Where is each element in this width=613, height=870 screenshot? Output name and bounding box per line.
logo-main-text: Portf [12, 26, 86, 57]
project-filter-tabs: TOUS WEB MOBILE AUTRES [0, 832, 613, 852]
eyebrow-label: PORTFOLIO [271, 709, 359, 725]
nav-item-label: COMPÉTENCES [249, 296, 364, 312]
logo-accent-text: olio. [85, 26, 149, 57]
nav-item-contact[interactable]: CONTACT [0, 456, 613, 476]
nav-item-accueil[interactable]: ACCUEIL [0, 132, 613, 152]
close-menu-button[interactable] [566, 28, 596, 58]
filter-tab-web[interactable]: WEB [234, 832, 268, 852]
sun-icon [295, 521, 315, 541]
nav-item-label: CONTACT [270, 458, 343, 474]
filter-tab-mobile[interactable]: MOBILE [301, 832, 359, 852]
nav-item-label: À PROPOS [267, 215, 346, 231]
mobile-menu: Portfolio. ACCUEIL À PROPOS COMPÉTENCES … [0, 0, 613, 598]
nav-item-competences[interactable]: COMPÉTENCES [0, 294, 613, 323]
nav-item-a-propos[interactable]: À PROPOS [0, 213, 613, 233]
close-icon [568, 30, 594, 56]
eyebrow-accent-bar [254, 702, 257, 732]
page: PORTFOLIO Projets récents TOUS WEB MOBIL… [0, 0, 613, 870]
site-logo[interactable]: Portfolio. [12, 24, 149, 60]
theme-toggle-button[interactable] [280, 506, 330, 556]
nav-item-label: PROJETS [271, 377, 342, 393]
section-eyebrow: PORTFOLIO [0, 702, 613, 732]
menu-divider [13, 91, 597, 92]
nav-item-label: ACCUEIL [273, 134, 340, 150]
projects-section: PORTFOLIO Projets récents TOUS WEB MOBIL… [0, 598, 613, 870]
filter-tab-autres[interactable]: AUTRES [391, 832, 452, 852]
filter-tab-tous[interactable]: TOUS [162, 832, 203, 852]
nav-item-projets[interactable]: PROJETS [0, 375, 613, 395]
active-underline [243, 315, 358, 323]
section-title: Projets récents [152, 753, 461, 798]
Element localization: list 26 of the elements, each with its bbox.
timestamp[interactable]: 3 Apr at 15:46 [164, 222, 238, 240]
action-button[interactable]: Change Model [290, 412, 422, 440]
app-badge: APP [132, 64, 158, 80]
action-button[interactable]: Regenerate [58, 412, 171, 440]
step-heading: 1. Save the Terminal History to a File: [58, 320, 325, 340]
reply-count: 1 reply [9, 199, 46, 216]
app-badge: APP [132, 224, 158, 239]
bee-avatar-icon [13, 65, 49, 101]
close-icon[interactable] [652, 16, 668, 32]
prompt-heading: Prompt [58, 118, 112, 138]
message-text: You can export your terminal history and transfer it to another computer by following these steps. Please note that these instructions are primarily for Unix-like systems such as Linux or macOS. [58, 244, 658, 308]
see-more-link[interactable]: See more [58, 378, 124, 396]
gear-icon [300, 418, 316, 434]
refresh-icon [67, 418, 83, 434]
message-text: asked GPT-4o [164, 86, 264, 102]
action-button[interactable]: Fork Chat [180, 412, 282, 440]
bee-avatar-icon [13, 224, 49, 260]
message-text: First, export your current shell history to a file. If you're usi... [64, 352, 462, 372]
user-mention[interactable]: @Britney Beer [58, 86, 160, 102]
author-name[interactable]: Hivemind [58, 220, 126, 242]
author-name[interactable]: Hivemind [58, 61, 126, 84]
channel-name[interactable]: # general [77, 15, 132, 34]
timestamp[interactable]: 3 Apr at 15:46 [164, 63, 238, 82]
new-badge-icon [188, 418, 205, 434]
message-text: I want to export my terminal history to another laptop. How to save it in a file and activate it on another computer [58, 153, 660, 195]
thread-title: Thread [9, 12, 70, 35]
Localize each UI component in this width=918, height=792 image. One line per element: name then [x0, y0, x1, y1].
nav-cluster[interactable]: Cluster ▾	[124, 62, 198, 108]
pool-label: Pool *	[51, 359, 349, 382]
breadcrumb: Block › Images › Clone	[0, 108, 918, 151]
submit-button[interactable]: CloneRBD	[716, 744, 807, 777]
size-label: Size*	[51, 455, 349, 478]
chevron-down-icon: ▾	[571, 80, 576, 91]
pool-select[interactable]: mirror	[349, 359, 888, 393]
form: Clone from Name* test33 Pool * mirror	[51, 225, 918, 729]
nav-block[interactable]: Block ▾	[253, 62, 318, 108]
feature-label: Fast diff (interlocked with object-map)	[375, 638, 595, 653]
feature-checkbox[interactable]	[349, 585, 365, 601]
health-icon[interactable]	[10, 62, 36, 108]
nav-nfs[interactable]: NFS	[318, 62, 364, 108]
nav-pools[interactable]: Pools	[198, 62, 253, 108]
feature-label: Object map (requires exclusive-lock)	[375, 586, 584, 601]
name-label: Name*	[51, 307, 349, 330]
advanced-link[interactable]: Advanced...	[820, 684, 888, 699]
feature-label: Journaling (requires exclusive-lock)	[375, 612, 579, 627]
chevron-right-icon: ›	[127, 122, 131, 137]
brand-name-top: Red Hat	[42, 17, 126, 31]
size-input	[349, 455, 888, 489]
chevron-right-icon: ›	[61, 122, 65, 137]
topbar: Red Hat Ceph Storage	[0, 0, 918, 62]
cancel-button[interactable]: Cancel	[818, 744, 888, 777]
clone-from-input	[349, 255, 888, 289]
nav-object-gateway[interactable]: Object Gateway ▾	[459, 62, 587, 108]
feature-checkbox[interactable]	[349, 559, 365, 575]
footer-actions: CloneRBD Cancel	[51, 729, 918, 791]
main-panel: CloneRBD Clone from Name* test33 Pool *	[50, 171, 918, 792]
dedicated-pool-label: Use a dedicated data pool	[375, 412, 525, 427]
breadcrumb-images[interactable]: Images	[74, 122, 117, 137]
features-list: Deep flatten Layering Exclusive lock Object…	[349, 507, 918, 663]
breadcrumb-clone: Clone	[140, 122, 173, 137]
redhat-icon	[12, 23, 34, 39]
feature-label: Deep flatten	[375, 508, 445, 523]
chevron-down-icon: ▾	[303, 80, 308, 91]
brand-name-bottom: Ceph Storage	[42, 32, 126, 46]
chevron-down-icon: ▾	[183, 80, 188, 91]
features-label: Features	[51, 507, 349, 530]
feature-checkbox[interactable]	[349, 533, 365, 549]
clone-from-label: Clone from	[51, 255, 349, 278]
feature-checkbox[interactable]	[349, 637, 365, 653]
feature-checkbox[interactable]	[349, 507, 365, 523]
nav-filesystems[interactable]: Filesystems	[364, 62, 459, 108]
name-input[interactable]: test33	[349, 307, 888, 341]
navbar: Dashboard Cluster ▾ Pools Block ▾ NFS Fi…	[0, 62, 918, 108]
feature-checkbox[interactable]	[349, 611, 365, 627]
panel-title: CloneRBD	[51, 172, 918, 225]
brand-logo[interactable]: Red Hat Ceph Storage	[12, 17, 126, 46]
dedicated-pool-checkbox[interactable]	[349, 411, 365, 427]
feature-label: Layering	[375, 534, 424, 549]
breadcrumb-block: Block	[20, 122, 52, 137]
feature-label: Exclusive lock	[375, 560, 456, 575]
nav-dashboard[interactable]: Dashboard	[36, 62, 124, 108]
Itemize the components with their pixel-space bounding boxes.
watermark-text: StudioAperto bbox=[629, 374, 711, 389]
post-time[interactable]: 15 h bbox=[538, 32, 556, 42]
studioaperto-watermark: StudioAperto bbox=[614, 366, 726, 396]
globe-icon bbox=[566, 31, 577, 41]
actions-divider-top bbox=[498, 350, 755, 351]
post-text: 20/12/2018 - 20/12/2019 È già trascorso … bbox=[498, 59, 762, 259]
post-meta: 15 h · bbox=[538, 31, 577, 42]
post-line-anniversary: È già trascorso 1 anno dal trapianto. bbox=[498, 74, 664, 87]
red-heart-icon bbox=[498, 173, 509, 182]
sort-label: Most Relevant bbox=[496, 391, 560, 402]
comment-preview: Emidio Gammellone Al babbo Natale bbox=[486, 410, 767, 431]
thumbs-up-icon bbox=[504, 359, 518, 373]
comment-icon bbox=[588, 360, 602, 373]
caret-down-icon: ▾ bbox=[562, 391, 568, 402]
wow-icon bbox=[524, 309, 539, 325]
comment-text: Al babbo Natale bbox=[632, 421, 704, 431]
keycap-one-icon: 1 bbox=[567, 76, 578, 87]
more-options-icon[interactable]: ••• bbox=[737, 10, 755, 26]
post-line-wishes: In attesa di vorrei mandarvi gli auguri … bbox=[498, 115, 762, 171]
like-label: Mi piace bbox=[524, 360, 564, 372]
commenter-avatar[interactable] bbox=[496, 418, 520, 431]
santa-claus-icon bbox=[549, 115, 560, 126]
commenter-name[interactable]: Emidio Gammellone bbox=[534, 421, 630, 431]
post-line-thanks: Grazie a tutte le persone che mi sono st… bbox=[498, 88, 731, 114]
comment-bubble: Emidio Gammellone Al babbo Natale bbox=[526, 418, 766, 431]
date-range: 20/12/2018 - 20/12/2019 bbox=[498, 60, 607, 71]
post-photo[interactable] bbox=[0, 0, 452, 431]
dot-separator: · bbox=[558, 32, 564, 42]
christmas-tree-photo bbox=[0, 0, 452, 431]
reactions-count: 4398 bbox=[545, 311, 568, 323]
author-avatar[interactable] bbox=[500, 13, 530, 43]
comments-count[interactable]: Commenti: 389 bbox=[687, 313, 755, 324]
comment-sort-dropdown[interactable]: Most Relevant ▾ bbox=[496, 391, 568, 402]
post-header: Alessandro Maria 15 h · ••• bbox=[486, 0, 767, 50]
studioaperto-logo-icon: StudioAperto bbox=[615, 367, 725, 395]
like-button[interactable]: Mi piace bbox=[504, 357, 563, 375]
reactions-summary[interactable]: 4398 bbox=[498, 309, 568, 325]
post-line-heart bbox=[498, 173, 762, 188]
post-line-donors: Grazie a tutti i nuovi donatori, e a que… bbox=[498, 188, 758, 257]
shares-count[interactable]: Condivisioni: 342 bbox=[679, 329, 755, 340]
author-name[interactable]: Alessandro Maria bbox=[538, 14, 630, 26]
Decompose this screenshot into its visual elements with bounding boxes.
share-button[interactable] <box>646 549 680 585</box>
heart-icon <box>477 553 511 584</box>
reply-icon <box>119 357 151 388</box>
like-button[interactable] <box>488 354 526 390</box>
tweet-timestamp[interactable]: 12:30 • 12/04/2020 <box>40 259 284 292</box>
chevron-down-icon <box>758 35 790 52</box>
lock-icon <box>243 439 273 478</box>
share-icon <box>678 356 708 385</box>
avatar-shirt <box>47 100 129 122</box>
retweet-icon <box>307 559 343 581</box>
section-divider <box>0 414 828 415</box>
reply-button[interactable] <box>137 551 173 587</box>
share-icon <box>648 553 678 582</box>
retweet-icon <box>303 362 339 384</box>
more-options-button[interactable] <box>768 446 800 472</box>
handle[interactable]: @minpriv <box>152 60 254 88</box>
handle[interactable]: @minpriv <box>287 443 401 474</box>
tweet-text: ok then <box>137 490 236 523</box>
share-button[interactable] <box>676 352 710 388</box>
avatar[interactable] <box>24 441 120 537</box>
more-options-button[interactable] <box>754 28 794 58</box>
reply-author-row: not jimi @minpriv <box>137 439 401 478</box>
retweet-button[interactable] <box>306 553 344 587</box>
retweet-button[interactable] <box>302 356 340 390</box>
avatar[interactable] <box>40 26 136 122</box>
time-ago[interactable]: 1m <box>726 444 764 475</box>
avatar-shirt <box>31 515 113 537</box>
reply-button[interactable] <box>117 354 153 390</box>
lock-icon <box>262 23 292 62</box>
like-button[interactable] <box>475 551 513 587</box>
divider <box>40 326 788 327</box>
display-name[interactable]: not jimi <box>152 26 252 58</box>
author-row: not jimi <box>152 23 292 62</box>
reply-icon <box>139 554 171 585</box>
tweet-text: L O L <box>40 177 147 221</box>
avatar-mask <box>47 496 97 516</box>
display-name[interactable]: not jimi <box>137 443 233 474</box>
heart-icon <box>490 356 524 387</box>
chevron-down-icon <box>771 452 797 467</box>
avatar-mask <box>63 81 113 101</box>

Your instructions: Copy out the material above word for word, beginning with its first line and continuing through the line that contains "close-menu-button[interactable] [566, 28, 596, 58]".

Exercise result:
Where is each element in this width=613, height=870 screenshot? Output name and bounding box per line.
logo-main-text: Portf [12, 26, 86, 57]
project-filter-tabs: TOUS WEB MOBILE AUTRES [0, 832, 613, 852]
eyebrow-label: PORTFOLIO [271, 709, 359, 725]
nav-item-label: COMPÉTENCES [249, 296, 364, 312]
logo-accent-text: olio. [85, 26, 149, 57]
nav-item-contact[interactable]: CONTACT [0, 456, 613, 476]
nav-item-accueil[interactable]: ACCUEIL [0, 132, 613, 152]
close-menu-button[interactable] [566, 28, 596, 58]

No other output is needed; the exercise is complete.